## Brief
Transcribe all the entries word for word, but omit the images.

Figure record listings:
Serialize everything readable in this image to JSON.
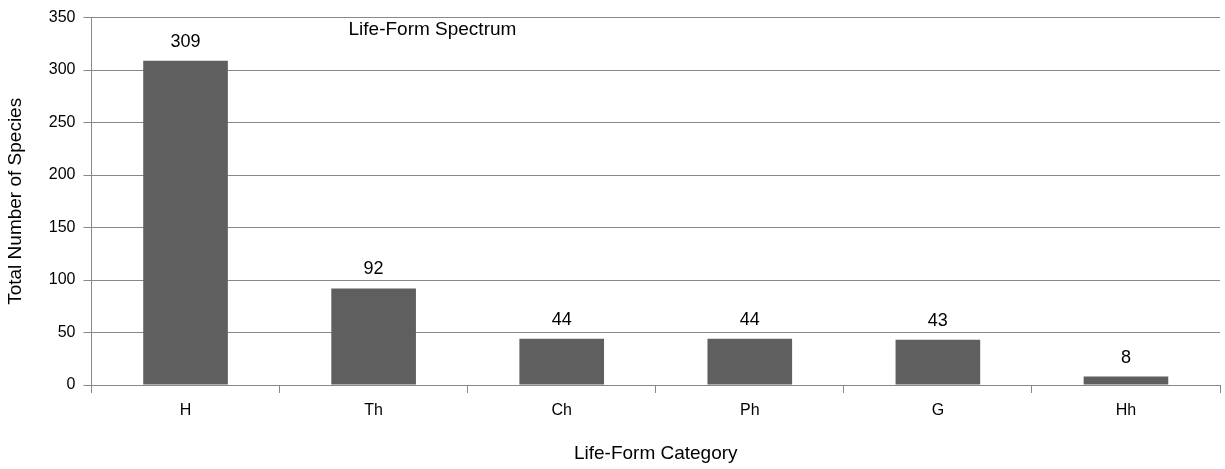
{
  "chart_data": {
    "type": "bar",
    "title": "Life-Form Spectrum",
    "xlabel": "Life-Form Category",
    "ylabel": "Total Number of Species",
    "categories": [
      "H",
      "Th",
      "Ch",
      "Ph",
      "G",
      "Hh"
    ],
    "values": [
      309,
      92,
      44,
      44,
      43,
      8
    ],
    "color": "#5f5f5f",
    "ylim": [
      0,
      350
    ],
    "yticks": [
      0,
      50,
      100,
      150,
      200,
      250,
      300,
      350
    ],
    "grid": "y",
    "data_labels": true,
    "legend": false
  }
}
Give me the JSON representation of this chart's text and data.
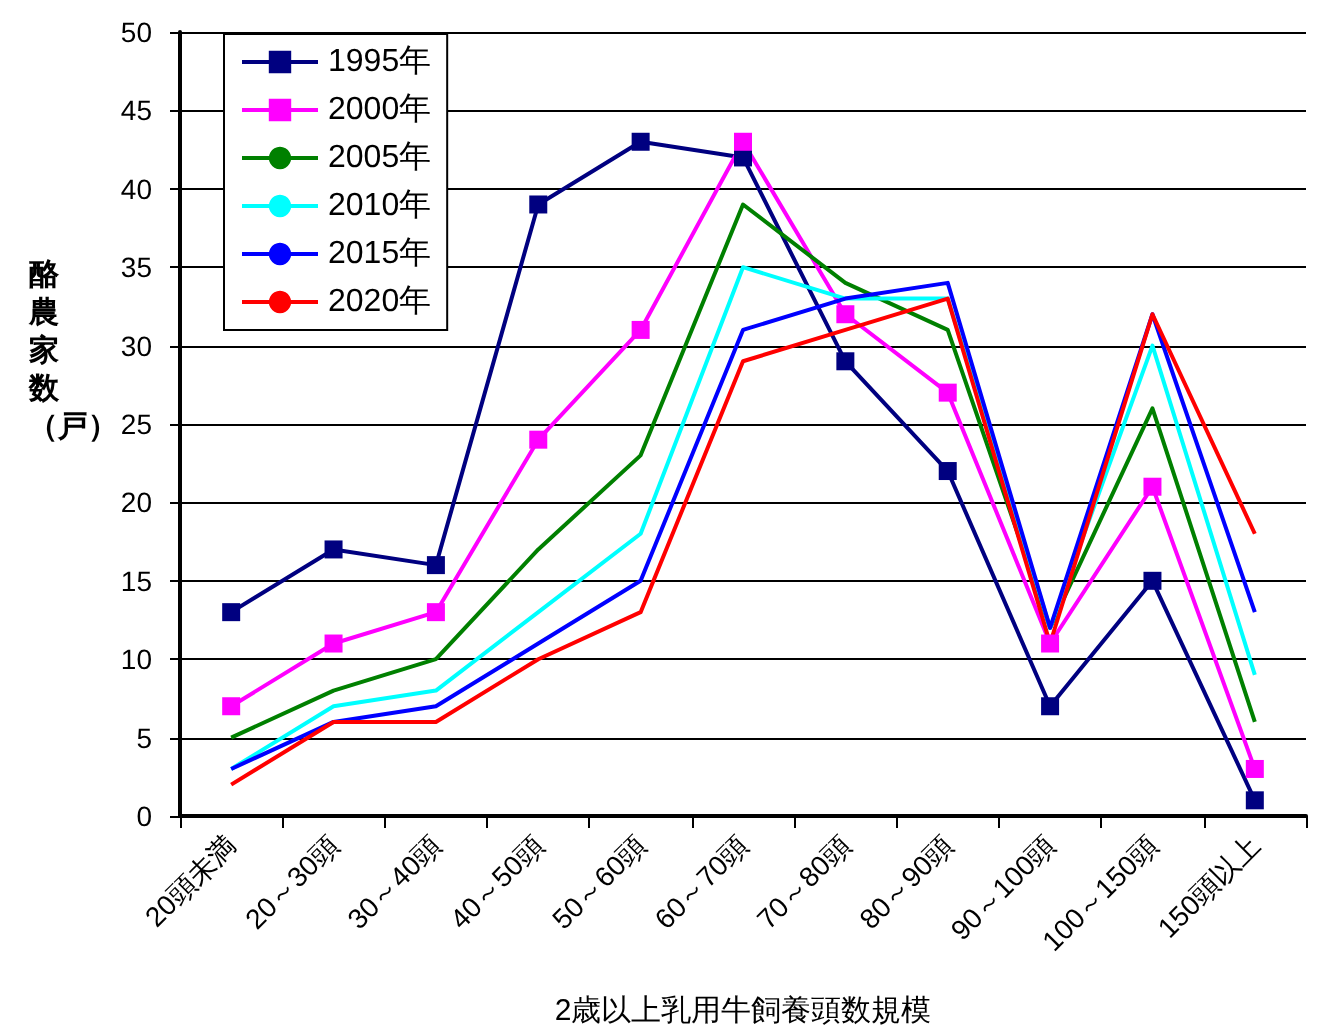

## Exercise output
Serialize everything readable in this image to JSON.
{
  "chart_data": {
    "type": "bar",
    "title": "Life-Form Spectrum",
    "xlabel": "Life-Form Category",
    "ylabel": "Total Number of Species",
    "categories": [
      "H",
      "Th",
      "Ch",
      "Ph",
      "G",
      "Hh"
    ],
    "values": [
      309,
      92,
      44,
      44,
      43,
      8
    ],
    "color": "#5f5f5f",
    "ylim": [
      0,
      350
    ],
    "yticks": [
      0,
      50,
      100,
      150,
      200,
      250,
      300,
      350
    ],
    "grid": "y",
    "data_labels": true,
    "legend": false
  }
}
Give me the JSON representation of this chart's text and data.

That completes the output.